Set down the whole listing verbatim.
Start Material shown
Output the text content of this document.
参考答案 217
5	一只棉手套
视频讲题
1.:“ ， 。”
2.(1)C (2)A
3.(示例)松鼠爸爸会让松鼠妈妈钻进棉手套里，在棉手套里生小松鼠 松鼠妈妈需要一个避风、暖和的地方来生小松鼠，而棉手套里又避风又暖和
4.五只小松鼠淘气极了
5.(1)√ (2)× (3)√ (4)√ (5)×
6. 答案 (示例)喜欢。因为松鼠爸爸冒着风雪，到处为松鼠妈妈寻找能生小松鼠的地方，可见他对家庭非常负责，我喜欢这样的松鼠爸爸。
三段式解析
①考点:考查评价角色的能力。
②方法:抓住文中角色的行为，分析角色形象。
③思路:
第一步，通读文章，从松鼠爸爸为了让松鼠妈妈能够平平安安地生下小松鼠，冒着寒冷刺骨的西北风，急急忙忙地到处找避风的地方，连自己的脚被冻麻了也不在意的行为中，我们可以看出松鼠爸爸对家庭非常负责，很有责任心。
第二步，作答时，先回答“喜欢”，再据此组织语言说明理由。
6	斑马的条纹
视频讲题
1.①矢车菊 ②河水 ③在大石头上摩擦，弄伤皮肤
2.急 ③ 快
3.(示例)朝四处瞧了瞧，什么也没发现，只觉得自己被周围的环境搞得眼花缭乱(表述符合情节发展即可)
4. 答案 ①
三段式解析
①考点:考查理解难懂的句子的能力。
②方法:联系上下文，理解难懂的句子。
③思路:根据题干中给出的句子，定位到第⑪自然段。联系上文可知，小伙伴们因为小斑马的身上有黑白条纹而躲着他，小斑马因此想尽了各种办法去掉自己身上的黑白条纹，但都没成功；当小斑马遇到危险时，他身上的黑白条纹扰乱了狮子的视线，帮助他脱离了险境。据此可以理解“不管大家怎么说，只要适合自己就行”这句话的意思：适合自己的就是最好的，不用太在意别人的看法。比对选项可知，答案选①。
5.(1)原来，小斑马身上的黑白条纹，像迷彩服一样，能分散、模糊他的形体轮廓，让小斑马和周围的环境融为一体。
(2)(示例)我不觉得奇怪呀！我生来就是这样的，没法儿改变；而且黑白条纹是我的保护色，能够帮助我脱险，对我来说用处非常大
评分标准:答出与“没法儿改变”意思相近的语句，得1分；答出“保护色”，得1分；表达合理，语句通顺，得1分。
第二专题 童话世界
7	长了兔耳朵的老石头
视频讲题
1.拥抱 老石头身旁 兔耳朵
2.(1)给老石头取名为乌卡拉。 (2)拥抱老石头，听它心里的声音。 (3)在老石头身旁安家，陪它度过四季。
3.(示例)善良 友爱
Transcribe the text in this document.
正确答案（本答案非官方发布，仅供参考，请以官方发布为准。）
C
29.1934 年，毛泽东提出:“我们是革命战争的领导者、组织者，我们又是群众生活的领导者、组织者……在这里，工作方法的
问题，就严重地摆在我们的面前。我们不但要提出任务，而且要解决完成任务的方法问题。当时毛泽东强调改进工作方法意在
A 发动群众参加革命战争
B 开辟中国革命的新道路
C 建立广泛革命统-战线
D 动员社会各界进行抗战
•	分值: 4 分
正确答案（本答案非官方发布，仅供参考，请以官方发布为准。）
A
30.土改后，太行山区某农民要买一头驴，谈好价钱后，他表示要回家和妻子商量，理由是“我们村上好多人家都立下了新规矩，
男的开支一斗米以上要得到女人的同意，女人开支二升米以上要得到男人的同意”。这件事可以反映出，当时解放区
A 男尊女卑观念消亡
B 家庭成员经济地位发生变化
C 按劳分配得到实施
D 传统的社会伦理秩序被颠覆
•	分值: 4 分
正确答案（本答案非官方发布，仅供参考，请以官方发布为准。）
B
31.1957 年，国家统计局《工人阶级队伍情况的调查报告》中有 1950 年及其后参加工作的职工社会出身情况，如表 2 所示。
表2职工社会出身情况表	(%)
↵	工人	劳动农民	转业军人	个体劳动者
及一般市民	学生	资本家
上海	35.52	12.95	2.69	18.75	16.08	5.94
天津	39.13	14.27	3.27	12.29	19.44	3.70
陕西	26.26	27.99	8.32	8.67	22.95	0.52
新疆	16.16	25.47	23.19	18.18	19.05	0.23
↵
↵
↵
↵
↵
End Material shown
Answer to this problem:
Output the text content of this document.
参考答案 217
5	一只棉手套
视频讲题
1.:“ ， 。”
2.(1)C (2)A
3.(示例)松鼠爸爸会让松鼠妈妈钻进棉手套里，在棉手套里生小松鼠 松鼠妈妈需要一个避风、暖和的地方来生小松鼠，而棉手套里又避风又暖和
4.五只小松鼠淘气极了
5.(1)√ (2)× (3)√ (4)√ (5)×
6. 答案 (示例)喜欢。因为松鼠爸爸冒着风雪，到处为松鼠妈妈寻找能生小松鼠的地方，可见他对家庭非常负责，我喜欢这样的松鼠爸爸。
三段式解析
①考点:考查评价角色的能力。
②方法:抓住文中角色的行为，分析角色形象。
③思路:
第一步，通读文章，从松鼠爸爸为了让松鼠妈妈能够平平安安地生下小松鼠，冒着寒冷刺骨的西北风，急急忙忙地到处找避风的地方，连自己的脚被冻麻了也不在意的行为中，我们可以看出松鼠爸爸对家庭非常负责，很有责任心。
第二步，作答时，先回答“喜欢”，再据此组织语言说明理由。
6	斑马的条纹
视频讲题
1.①矢车菊 ②河水 ③在大石头上摩擦，弄伤皮肤
2.急 ③ 快
3.(示例)朝四处瞧了瞧，什么也没发现，只觉得自己被周围的环境搞得眼花缭乱(表述符合情节发展即可)
4. 答案 ①
三段式解析
①考点:考查理解难懂的句子的能力。
②方法:联系上下文，理解难懂的句子。
③思路:根据题干中给出的句子，定位到第⑪自然段。联系上文可知，小伙伴们因为小斑马的身上有黑白条纹而躲着他，小斑马因此想尽了各种办法去掉自己身上的黑白条纹，但都没成功；当小斑马遇到危险时，他身上的黑白条纹扰乱了狮子的视线，帮助他脱离了险境。据此可以理解“不管大家怎么说，只要适合自己就行”这句话的意思：适合自己的就是最好的，不用太在意别人的看法。比对选项可知，答案选①。
5.(1)原来，小斑马身上的黑白条纹，像迷彩服一样，能分散、模糊他的形体轮廓，让小斑马和周围的环境融为一体。
(2)(示例)我不觉得奇怪呀！我生来就是这样的，没法儿改变；而且黑白条纹是我的保护色，能够帮助我脱险，对我来说用处非常大
评分标准:答出与“没法儿改变”意思相近的语句，得1分；答出“保护色”，得1分；表达合理，语句通顺，得1分。
第二专题 童话世界
7	长了兔耳朵的老石头
视频讲题
1.拥抱 老石头身旁 兔耳朵
2.(1)给老石头取名为乌卡拉。 (2)拥抱老石头，听它心里的声音。 (3)在老石头身旁安家，陪它度过四季。
3.(示例)善良 友爱
Transcribe the text in this document.
正确答案（本答案非官方发布，仅供参考，请以官方发布为准。）
C
29.1934 年，毛泽东提出:“我们是革命战争的领导者、组织者，我们又是群众生活的领导者、组织者……在这里，工作方法的
问题，就严重地摆在我们的面前。我们不但要提出任务，而且要解决完成任务的方法问题。当时毛泽东强调改进工作方法意在
A 发动群众参加革命战争
B 开辟中国革命的新道路
C 建立广泛革命统-战线
D 动员社会各界进行抗战
•	分值: 4 分
正确答案（本答案非官方发布，仅供参考，请以官方发布为准。）
A
30.土改后，太行山区某农民要买一头驴，谈好价钱后，他表示要回家和妻子商量，理由是“我们村上好多人家都立下了新规矩，
男的开支一斗米以上要得到女人的同意，女人开支二升米以上要得到男人的同意”。这件事可以反映出，当时解放区
A 男尊女卑观念消亡
B 家庭成员经济地位发生变化
C 按劳分配得到实施
D 传统的社会伦理秩序被颠覆
•	分值: 4 分
正确答案（本答案非官方发布，仅供参考，请以官方发布为准。）
B
31.1957 年，国家统计局《工人阶级队伍情况的调查报告》中有 1950 年及其后参加工作的职工社会出身情况，如表 2 所示。
表2职工社会出身情况表	(%)
↵	工人	劳动农民	转业军人	个体劳动者
及一般市民	学生	资本家
上海	35.52	12.95	2.69	18.75	16.08	5.94
天津	39.13	14.27	3.27	12.29	19.44	3.70
陕西	26.26	27.99	8.32	8.67	22.95	0.52
新疆	16.16	25.47	23.19	18.18	19.05	0.23
↵
↵
↵
↵
↵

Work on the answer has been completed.